### Exercise task
Search the entries for the word "screenshot" and pull out each line that has it.

### Data shown
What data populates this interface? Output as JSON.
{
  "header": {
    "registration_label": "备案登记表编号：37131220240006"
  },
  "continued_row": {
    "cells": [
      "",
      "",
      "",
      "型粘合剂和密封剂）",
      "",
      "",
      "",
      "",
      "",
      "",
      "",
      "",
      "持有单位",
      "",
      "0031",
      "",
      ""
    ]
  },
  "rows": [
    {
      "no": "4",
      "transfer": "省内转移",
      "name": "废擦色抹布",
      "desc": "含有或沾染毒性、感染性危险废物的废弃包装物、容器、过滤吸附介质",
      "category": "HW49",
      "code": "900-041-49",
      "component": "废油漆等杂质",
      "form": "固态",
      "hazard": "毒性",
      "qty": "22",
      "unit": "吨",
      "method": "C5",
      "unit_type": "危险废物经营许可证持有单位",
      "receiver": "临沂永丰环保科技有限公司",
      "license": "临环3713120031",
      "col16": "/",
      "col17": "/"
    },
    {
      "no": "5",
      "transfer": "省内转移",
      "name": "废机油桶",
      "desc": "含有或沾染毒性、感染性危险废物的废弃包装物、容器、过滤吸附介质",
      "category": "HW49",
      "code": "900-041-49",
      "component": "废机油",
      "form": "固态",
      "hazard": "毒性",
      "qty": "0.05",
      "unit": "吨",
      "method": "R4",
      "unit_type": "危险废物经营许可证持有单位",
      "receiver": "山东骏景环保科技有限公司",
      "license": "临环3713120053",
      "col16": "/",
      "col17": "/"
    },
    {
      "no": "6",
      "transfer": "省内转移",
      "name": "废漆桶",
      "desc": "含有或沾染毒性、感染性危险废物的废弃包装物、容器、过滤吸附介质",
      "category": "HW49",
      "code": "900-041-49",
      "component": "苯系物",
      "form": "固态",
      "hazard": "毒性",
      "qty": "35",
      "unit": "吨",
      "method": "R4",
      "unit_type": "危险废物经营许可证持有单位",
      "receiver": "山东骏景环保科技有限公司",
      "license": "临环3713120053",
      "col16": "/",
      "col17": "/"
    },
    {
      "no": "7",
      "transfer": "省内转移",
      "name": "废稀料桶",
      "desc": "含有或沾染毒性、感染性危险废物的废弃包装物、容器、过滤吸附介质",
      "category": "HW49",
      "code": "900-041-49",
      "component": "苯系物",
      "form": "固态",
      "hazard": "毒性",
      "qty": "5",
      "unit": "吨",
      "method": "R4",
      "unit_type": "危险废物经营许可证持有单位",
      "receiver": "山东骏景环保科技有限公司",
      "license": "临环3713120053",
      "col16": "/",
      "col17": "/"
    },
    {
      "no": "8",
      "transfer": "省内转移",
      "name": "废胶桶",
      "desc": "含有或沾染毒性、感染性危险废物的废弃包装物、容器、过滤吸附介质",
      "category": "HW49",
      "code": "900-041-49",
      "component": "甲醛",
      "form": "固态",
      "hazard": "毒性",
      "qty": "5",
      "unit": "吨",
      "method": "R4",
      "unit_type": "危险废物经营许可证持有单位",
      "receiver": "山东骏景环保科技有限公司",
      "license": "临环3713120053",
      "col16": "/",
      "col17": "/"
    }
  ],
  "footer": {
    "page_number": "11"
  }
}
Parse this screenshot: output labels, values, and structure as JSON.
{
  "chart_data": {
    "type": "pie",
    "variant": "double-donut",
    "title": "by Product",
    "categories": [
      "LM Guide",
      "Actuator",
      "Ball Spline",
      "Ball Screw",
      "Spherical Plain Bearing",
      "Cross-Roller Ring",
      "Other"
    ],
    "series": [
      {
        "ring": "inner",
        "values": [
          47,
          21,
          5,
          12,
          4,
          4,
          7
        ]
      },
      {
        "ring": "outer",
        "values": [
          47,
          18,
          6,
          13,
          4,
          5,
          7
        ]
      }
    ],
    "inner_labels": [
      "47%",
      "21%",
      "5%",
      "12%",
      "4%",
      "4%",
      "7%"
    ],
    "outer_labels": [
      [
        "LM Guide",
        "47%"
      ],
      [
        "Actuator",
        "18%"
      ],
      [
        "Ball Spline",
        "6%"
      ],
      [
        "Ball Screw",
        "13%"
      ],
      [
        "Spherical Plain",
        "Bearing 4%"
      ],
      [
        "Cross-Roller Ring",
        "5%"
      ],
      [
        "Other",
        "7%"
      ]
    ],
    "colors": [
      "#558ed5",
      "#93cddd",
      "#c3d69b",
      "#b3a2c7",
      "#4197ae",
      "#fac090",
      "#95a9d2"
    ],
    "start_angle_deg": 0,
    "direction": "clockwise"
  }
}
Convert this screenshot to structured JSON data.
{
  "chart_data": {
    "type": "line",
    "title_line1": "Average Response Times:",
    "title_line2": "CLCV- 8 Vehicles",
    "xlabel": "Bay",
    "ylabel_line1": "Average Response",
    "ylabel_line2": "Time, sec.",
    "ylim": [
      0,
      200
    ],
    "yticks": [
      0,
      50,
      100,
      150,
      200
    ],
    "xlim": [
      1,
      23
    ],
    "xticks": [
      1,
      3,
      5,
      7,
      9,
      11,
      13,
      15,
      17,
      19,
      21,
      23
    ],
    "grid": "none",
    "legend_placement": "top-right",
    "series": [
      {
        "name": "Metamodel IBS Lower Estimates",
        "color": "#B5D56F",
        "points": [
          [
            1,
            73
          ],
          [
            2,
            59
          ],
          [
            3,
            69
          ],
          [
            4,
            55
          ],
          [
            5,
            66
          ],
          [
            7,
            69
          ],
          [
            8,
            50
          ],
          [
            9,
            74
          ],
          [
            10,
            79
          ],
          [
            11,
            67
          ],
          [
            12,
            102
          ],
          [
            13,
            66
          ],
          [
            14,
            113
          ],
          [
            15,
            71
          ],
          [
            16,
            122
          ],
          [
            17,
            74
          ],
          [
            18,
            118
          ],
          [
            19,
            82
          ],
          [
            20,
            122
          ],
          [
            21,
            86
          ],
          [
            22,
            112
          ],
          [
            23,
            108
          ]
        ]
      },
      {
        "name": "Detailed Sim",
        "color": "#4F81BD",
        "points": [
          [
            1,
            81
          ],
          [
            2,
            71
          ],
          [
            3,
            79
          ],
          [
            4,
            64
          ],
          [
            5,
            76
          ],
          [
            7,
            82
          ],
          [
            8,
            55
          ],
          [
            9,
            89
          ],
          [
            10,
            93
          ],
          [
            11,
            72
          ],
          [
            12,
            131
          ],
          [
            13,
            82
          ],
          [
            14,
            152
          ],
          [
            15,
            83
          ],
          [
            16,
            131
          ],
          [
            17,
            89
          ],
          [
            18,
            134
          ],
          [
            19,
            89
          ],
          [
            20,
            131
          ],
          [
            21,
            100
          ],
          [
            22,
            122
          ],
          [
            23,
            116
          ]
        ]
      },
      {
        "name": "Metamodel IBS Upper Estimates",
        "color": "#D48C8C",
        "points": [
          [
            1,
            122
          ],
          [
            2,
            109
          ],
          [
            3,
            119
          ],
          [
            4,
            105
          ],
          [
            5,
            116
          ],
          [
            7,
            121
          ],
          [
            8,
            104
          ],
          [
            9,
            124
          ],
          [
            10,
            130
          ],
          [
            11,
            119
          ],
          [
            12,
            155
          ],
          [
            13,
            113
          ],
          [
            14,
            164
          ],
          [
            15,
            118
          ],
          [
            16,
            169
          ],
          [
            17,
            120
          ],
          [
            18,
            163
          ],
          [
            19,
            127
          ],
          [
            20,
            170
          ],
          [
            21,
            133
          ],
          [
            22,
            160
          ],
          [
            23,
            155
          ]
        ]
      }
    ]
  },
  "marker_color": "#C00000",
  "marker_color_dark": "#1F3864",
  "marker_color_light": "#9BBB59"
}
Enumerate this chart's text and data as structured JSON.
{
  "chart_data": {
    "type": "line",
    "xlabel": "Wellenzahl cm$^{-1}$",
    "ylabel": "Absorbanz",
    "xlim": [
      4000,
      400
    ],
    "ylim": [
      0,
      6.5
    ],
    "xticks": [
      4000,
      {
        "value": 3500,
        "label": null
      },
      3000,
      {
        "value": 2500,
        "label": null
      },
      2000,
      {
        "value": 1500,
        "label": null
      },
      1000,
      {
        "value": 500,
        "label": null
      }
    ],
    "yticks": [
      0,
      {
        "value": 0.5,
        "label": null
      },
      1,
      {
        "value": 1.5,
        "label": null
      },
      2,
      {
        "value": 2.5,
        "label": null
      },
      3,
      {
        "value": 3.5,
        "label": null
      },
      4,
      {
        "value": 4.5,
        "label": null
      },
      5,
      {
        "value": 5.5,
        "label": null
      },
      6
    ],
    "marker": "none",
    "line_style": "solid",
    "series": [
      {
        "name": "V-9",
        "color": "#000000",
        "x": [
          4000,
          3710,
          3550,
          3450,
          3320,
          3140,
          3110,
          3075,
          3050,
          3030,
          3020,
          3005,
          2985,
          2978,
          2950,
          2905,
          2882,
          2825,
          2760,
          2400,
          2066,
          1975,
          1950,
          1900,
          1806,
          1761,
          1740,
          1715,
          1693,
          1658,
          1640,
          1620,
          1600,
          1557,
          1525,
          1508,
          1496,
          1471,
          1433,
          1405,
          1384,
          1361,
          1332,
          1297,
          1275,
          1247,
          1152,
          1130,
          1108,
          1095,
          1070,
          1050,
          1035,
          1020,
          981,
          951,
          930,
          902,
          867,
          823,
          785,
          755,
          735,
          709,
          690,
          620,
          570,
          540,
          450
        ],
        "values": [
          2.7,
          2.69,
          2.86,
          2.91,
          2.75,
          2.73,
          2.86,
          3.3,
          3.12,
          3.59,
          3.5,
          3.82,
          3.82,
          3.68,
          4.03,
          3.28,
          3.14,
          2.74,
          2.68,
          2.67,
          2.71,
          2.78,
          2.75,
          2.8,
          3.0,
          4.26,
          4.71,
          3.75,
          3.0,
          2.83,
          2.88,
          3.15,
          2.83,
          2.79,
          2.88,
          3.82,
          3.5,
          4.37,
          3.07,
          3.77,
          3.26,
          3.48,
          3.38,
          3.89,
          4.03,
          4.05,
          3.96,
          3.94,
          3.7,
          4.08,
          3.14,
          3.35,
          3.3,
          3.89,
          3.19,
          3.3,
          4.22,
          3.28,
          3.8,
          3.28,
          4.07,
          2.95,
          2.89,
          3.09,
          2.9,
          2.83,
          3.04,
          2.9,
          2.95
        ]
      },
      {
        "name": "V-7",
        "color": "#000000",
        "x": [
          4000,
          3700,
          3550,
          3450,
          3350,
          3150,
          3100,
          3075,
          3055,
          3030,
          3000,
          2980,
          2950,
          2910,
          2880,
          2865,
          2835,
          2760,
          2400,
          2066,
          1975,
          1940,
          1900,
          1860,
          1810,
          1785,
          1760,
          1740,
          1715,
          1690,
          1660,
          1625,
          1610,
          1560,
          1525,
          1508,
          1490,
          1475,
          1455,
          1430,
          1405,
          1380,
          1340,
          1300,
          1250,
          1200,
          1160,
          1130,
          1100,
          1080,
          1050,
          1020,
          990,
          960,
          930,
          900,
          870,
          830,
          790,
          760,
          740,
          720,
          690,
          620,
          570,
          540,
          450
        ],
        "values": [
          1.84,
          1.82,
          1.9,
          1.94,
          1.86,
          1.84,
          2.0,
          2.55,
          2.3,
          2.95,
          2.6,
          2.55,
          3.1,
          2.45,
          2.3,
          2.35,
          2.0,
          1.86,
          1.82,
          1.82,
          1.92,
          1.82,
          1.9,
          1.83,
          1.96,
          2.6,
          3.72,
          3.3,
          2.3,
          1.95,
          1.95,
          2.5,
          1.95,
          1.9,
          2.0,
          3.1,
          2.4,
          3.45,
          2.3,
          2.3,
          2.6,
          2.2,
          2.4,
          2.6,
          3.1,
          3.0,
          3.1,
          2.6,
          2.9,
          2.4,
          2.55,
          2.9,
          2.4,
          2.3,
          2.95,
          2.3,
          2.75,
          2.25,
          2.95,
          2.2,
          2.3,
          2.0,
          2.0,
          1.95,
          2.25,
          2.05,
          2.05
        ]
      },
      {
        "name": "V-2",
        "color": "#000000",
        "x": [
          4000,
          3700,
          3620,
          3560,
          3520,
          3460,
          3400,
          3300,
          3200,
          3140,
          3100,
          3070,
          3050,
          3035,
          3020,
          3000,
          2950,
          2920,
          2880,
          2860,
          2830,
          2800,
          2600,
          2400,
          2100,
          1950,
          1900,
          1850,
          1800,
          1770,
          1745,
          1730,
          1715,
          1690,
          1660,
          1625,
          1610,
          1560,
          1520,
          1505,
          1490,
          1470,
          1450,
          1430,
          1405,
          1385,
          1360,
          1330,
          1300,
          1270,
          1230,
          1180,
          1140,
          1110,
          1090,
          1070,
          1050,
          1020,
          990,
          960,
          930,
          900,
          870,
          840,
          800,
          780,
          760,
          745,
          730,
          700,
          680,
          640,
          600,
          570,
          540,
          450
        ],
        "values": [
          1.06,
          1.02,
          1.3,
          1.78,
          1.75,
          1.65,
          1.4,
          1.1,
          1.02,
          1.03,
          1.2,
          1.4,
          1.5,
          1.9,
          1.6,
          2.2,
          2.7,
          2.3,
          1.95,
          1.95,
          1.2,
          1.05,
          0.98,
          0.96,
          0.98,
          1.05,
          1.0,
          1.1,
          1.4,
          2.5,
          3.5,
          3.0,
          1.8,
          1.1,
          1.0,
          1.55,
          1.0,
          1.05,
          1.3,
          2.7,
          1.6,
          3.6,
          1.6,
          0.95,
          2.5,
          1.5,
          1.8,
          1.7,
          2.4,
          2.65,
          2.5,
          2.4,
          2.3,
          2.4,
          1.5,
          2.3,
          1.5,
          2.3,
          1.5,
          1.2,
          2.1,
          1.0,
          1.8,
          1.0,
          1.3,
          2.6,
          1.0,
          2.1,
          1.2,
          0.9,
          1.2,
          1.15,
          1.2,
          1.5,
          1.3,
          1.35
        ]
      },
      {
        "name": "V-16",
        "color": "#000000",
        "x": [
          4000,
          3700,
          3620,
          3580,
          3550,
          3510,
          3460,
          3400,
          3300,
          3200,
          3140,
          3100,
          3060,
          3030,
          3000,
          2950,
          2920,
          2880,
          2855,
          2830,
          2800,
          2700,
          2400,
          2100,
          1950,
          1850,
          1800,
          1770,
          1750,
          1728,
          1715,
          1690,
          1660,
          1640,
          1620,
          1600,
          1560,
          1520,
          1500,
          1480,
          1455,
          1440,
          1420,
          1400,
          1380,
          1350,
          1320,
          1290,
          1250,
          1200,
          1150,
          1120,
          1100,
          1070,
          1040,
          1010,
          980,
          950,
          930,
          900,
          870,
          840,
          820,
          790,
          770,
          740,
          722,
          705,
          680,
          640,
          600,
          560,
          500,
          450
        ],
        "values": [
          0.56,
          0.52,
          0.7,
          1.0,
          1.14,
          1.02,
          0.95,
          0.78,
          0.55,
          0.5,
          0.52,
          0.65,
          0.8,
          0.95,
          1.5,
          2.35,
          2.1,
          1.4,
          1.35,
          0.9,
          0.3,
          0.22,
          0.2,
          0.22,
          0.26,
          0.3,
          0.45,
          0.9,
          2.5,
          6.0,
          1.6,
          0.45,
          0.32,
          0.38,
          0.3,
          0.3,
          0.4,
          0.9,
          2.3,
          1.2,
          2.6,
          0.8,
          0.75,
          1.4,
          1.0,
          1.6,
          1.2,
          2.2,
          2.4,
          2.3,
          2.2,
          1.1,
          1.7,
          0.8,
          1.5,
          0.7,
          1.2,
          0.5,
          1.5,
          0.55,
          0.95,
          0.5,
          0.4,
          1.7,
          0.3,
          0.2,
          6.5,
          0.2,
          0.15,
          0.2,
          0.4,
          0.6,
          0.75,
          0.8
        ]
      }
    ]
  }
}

### Reply to the exercise
Parse this screenshot: output labels, values, and structure as JSON.
Convert this screenshot to structured JSON data.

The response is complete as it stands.